> _Exercise task_
Reproduce the material exactly, omitting nothing.

___ Given entries ___

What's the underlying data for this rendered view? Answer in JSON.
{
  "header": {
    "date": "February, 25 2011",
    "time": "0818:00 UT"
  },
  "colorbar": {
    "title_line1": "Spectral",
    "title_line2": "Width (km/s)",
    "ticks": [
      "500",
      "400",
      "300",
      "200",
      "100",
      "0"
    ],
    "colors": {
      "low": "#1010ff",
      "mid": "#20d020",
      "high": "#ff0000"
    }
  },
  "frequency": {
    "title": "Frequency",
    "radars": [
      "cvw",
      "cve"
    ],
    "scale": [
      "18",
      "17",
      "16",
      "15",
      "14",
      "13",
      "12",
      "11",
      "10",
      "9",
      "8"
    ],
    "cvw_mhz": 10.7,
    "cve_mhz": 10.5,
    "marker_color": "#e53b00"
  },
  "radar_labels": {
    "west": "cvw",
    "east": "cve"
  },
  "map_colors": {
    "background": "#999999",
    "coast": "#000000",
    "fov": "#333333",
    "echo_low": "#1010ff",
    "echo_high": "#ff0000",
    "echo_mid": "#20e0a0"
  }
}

___

> _Task solution_
What's the underlying data for this rendered view? Answer in JSON.
{
  "header": {
    "date": "February, 25 2011",
    "time": "0818:00 UT"
  },
  "colorbar": {
    "title_line1": "Spectral",
    "title_line2": "Width (km/s)",
    "ticks": [
      "500",
      "400",
      "300",
      "200",
      "100",
      "0"
    ],
    "colors": {
      "low": "#1010ff",
      "mid": "#20d020",
      "high": "#ff0000"
    }
  },
  "frequency": {
    "title": "Frequency",
    "radars": [
      "cvw",
      "cve"
    ],
    "scale": [
      "18",
      "17",
      "16",
      "15",
      "14",
      "13",
      "12",
      "11",
      "10",
      "9",
      "8"
    ],
    "cvw_mhz": 10.7,
    "cve_mhz": 10.5,
    "marker_color": "#e53b00"
  },
  "radar_labels": {
    "west": "cvw",
    "east": "cve"
  },
  "map_colors": {
    "background": "#999999",
    "coast": "#000000",
    "fov": "#333333",
    "echo_low": "#1010ff",
    "echo_high": "#ff0000",
    "echo_mid": "#20e0a0"
  }
}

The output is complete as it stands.